## Records for this exercise
--

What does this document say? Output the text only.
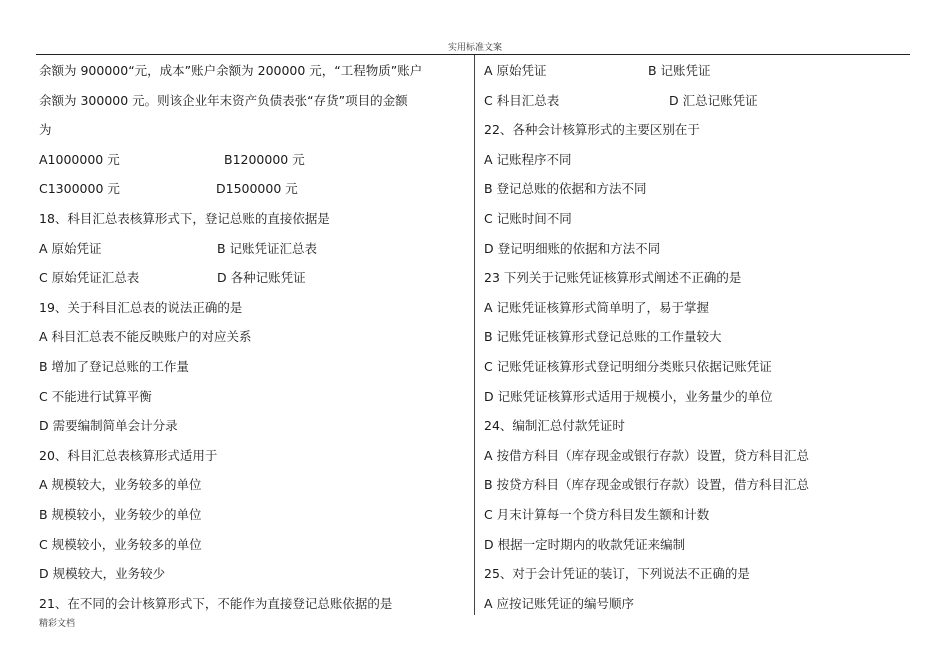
实用标准文案
余额为 900000“元，成本”账户余额为 200000 元，“工程物质”账户
余额为 300000 元。则该企业年末资产负债表张“存货”项目的金额
为
A1000000 元	B1200000 元
C1300000 元	D1500000 元
18、科目汇总表核算形式下，登记总账的直接依据是
A 原始凭证	B 记账凭证汇总表
C 原始凭证汇总表	D 各种记账凭证
19、关于科目汇总表的说法正确的是
A 科目汇总表不能反映账户的对应关系
B 增加了登记总账的工作量
C 不能进行试算平衡
D 需要编制简单会计分录
20、科目汇总表核算形式适用于
A 规模较大，业务较多的单位
B 规模较小，业务较少的单位
C 规模较小，业务较多的单位
D 规模较大，业务较少
21、在不同的会计核算形式下，不能作为直接登记总账依据的是
A 原始凭证	B 记账凭证
C 科目汇总表	D 汇总记账凭证
22、各种会计核算形式的主要区别在于
A 记账程序不同
B 登记总账的依据和方法不同
C 记账时间不同
D 登记明细账的依据和方法不同
23 下列关于记账凭证核算形式阐述不正确的是
A 记账凭证核算形式简单明了，易于掌握
B 记账凭证核算形式登记总账的工作量较大
C 记账凭证核算形式登记明细分类账只依据记账凭证
D 记账凭证核算形式适用于规模小，业务量少的单位
24、编制汇总付款凭证时
A 按借方科目（库存现金或银行存款）设置，贷方科目汇总
B 按贷方科目（库存现金或银行存款）设置，借方科目汇总
C 月末计算每一个贷方科目发生额和计数
D 根据一定时期内的收款凭证来编制
25、对于会计凭证的装订，下列说法不正确的是
A 应按记账凭证的编号顺序
精彩文档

--

## Directions
Copy out each line in the preceding records that contains "库存现金或银行存款".

## Answer in full
A 按借方科目（库存现金或银行存款）设置，贷方科目汇总
B 按贷方科目（库存现金或银行存款）设置，借方科目汇总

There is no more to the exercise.